Transcription dataset entries:
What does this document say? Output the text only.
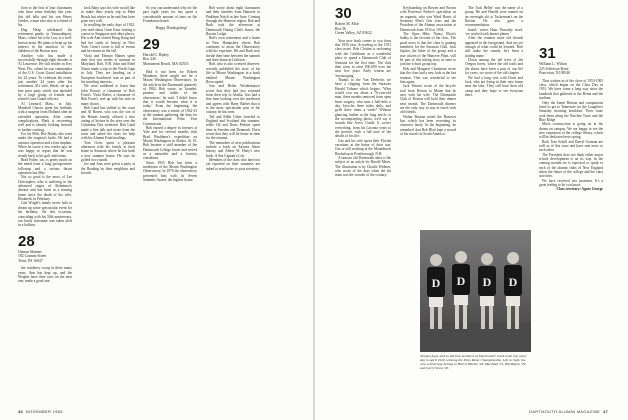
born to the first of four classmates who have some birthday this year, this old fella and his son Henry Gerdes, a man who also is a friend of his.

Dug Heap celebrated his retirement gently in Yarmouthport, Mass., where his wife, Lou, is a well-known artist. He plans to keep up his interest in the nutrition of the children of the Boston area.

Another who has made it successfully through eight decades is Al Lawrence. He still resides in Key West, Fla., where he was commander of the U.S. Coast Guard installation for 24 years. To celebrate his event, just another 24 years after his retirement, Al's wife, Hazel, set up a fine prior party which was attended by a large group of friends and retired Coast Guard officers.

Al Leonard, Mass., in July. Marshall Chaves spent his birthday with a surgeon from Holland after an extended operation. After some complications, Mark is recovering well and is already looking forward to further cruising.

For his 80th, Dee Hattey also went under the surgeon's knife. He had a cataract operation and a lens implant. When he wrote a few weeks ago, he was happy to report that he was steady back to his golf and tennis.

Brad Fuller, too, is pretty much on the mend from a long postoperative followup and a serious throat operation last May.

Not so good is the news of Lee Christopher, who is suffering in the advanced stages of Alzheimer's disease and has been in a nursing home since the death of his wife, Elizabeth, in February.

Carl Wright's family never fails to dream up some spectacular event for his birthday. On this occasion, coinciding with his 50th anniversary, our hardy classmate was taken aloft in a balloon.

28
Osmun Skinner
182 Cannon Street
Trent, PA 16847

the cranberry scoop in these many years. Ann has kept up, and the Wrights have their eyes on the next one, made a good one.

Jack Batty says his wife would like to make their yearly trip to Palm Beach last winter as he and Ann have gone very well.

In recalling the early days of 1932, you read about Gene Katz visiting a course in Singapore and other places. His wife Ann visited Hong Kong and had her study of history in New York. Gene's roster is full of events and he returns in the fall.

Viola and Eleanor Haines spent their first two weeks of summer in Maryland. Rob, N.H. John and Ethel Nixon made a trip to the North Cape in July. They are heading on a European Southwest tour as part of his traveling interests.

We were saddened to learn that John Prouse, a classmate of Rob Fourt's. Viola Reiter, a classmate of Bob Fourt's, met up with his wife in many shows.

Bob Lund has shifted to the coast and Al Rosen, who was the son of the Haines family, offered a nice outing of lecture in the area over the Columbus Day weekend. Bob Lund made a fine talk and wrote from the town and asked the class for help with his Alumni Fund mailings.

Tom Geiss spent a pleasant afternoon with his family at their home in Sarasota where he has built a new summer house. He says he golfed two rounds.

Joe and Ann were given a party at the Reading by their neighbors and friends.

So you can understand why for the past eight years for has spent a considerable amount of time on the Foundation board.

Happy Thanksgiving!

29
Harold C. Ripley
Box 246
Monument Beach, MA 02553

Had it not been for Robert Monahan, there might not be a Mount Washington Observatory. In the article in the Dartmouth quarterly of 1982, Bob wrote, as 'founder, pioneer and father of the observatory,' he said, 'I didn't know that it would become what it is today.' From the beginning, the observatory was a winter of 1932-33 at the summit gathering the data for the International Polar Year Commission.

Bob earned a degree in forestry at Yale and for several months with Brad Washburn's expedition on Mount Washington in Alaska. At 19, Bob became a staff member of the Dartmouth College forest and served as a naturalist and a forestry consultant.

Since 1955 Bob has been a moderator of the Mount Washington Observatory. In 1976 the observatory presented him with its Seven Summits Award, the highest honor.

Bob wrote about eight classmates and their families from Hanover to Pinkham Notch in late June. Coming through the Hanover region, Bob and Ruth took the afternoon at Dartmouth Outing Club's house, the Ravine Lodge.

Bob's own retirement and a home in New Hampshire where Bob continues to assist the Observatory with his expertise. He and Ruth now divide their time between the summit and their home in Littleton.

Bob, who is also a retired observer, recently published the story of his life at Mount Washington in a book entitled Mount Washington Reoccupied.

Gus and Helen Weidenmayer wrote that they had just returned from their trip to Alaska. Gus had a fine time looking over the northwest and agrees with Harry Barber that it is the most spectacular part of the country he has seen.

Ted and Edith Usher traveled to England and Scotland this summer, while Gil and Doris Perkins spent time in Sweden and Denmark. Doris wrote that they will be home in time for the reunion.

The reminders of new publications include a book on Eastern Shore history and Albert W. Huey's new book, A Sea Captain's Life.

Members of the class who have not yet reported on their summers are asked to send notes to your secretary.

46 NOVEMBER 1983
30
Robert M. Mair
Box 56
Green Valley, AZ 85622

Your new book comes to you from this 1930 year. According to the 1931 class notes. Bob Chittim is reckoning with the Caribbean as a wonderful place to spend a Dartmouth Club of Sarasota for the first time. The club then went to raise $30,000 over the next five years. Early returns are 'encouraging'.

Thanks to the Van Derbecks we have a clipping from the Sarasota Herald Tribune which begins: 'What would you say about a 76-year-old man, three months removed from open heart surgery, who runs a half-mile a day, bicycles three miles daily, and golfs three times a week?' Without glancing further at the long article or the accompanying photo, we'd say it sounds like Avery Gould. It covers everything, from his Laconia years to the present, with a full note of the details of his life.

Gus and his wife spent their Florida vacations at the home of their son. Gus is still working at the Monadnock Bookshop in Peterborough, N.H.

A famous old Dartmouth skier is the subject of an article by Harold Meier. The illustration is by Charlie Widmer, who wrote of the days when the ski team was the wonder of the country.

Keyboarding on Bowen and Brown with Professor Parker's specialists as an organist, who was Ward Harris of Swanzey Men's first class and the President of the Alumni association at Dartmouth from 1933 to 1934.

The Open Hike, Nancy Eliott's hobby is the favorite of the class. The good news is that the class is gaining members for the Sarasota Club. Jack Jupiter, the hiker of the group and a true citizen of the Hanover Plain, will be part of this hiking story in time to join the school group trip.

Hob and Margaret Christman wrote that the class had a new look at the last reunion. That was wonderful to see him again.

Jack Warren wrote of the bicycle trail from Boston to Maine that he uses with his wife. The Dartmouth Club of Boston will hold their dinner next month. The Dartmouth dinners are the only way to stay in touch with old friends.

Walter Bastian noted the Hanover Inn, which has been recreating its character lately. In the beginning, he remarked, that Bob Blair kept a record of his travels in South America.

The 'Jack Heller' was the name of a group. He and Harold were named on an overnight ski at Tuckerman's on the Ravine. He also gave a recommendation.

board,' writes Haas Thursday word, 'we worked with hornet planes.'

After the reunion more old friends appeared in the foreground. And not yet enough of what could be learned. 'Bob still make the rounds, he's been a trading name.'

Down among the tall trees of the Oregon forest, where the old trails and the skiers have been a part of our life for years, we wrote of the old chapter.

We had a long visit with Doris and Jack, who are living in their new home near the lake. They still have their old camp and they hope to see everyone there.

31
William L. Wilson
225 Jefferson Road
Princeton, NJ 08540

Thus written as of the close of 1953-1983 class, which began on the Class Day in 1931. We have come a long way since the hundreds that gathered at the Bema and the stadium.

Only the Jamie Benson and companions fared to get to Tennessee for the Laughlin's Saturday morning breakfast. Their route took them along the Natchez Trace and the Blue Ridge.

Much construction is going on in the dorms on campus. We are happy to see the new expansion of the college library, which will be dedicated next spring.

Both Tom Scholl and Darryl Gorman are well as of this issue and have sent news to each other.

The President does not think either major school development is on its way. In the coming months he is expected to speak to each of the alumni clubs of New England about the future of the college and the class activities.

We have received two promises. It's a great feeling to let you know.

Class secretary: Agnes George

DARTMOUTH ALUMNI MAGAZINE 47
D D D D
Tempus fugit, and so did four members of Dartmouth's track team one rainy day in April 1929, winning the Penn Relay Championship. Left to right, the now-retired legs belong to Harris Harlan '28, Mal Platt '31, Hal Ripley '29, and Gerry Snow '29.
---
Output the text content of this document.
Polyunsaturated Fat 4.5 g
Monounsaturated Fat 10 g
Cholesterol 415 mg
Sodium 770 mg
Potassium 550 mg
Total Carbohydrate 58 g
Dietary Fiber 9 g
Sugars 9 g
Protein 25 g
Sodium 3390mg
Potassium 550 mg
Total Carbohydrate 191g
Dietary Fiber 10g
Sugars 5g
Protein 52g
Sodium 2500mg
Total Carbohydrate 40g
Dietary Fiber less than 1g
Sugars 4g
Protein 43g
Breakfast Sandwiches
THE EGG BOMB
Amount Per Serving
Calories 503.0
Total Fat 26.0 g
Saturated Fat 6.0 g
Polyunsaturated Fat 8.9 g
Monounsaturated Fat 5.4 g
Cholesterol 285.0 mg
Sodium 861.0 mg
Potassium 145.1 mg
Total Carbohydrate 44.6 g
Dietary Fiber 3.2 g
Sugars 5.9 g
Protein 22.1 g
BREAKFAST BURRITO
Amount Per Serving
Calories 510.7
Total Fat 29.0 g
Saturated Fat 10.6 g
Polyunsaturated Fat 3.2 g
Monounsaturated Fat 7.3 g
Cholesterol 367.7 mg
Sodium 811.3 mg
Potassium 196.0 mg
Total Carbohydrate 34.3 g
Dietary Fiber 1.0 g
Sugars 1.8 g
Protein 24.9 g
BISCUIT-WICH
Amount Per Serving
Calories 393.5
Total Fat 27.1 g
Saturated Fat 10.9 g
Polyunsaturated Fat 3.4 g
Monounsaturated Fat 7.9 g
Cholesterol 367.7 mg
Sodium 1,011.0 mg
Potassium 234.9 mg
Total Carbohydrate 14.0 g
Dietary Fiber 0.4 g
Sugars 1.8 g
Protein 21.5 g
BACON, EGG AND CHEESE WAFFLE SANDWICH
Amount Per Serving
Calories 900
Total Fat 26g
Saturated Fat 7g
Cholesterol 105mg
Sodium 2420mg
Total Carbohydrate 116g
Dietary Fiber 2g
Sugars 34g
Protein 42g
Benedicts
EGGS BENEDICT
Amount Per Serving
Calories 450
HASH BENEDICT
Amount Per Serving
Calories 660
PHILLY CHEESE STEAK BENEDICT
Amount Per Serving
---
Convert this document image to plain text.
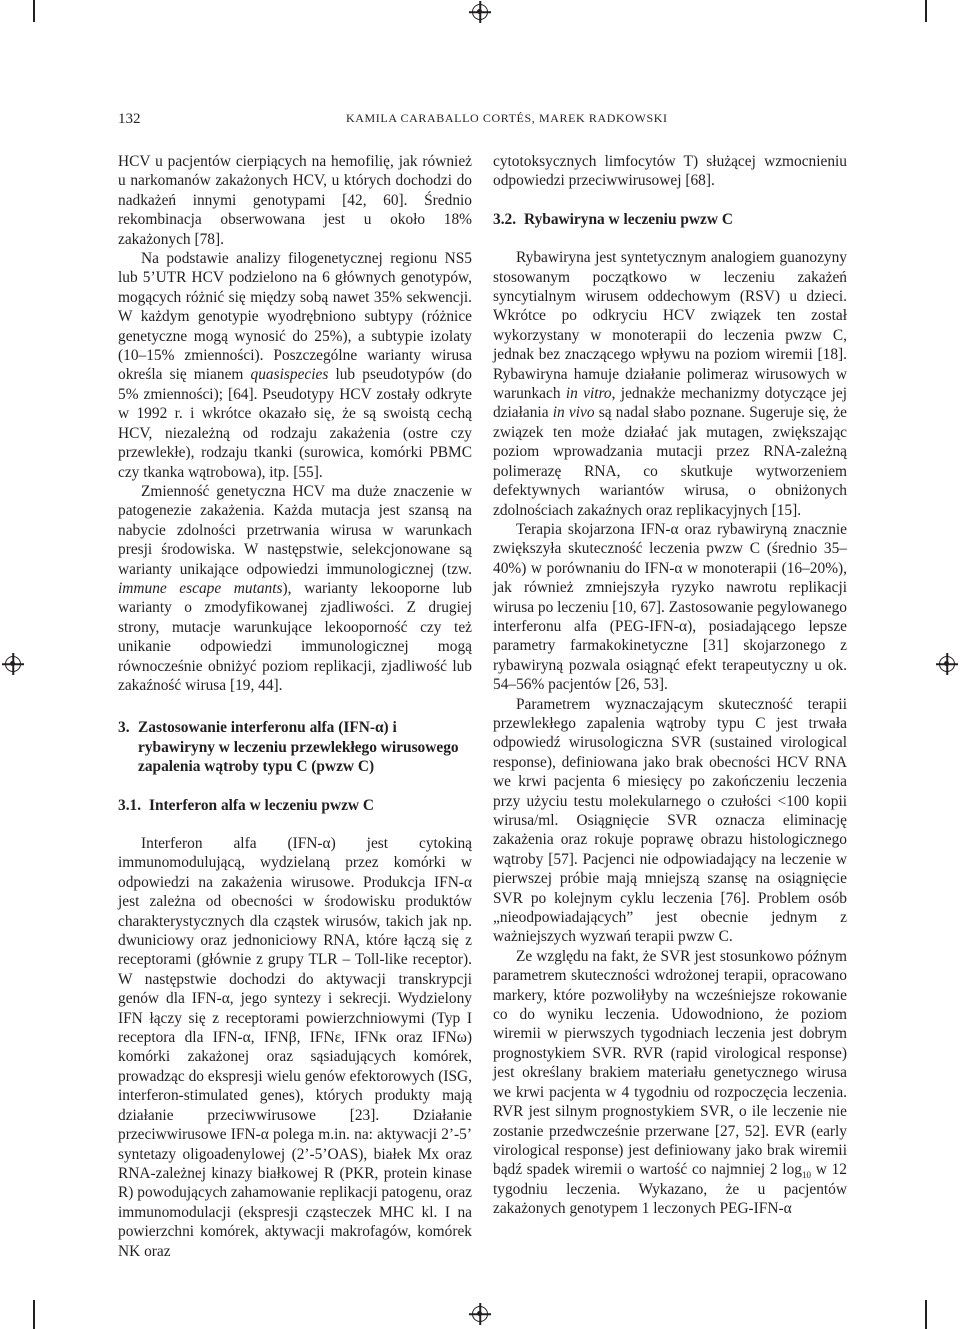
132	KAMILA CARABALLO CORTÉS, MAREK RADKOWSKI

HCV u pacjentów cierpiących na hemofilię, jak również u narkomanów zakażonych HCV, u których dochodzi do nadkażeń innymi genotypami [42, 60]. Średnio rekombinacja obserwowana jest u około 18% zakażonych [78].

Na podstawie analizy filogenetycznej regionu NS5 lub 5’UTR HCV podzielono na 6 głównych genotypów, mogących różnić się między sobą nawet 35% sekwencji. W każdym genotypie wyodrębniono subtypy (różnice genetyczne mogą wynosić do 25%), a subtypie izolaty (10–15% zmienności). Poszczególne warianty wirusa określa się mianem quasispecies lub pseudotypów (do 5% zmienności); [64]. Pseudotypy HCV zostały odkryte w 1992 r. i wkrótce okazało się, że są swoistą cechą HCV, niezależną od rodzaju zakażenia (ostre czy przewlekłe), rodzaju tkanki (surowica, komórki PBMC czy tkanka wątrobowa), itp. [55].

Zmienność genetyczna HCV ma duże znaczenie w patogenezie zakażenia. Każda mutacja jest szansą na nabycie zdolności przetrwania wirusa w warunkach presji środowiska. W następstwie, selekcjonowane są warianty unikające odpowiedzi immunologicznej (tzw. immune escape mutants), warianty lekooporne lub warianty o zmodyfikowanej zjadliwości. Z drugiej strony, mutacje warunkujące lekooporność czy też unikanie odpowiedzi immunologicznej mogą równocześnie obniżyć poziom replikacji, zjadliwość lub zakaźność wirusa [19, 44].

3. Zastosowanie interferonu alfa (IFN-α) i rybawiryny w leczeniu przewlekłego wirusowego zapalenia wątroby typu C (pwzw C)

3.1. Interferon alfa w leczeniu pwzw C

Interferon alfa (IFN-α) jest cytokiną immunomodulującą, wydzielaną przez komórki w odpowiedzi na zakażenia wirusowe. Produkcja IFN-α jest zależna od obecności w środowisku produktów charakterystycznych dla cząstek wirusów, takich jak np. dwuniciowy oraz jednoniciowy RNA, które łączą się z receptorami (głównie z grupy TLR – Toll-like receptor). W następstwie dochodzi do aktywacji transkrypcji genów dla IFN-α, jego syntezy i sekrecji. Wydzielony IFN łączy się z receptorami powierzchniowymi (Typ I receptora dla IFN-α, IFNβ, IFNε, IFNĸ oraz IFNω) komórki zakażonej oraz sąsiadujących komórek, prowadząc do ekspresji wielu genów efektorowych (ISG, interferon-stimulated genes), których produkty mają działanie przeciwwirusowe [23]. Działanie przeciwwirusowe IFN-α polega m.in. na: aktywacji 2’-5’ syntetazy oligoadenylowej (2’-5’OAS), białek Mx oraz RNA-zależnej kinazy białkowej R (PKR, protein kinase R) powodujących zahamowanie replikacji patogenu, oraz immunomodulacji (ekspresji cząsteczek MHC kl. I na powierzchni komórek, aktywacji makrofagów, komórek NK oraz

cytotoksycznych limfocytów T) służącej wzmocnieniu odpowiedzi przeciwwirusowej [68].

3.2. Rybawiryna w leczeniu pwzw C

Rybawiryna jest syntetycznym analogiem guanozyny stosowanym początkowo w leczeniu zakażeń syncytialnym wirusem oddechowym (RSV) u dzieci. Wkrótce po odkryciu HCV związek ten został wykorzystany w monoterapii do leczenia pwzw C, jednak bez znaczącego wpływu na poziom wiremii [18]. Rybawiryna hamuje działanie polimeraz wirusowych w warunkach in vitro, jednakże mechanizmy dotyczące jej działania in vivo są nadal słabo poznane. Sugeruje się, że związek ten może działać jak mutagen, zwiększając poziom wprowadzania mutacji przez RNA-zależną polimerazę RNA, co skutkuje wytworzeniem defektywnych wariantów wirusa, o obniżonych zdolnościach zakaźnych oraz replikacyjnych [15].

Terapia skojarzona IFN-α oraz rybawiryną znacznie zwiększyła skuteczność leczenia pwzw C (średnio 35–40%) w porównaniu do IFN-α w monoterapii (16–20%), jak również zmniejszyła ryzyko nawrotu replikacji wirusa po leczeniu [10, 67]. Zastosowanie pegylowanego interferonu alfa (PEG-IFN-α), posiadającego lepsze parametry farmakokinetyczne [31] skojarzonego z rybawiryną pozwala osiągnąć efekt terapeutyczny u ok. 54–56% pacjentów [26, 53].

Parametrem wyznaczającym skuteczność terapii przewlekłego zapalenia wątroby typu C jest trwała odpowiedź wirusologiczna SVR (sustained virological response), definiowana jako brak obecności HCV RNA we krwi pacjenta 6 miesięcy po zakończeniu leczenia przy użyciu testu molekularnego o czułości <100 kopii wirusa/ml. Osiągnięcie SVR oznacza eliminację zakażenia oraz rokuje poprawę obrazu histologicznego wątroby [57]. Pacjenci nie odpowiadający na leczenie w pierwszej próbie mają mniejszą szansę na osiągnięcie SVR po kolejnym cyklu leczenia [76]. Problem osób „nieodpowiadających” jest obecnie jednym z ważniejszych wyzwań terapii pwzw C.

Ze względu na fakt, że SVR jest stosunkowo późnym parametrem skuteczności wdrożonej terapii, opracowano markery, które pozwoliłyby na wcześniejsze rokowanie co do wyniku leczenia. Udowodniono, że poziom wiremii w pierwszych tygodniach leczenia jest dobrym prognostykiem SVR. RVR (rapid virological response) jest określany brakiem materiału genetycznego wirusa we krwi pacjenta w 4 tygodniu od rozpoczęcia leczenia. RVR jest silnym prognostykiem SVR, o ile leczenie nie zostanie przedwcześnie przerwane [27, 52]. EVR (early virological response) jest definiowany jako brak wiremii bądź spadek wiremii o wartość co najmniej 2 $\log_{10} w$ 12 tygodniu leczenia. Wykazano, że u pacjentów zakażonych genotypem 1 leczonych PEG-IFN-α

Task goal –
Your reply must consist of one number, the count of lines in the entries that hold "fine".

Exercise solution –
3